• _To be done_
Work out how many lines have "caption" in them. Give only that number.

---------- The data ----------

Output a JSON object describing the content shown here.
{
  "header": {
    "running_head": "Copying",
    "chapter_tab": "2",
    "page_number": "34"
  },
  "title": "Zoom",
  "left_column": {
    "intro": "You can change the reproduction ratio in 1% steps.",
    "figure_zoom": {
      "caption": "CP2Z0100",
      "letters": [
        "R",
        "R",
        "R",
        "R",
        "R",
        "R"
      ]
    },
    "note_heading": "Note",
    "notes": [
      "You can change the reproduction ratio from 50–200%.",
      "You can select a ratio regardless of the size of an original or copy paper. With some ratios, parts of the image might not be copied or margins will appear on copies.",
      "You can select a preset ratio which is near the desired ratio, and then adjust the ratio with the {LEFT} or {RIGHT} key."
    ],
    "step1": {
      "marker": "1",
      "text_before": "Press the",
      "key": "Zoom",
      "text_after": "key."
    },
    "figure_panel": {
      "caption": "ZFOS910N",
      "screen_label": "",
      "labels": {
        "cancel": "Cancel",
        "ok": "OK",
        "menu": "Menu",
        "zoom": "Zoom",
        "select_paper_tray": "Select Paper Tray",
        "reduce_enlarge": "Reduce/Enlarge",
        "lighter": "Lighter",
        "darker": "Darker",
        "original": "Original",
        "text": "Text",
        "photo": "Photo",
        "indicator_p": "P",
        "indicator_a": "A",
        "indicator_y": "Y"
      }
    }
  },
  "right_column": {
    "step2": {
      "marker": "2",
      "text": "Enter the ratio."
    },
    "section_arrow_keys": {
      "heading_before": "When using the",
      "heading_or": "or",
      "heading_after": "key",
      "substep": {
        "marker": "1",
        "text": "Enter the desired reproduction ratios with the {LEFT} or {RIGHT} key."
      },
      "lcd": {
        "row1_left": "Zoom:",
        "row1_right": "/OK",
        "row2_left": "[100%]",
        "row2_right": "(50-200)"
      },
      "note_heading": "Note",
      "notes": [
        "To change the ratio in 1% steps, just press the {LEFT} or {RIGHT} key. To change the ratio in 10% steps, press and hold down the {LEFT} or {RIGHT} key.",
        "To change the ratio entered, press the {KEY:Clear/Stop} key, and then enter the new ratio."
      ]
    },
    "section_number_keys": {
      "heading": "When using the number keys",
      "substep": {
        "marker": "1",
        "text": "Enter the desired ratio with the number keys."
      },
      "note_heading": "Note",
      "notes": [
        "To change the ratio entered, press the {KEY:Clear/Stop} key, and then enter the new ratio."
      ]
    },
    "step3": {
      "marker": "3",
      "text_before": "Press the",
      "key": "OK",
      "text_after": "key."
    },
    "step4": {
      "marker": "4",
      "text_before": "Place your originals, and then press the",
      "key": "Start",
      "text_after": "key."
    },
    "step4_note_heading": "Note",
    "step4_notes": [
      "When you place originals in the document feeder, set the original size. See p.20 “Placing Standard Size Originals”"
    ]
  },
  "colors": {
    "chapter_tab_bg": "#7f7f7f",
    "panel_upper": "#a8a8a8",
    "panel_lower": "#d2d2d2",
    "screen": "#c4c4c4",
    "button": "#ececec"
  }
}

----------

• _Final result_
2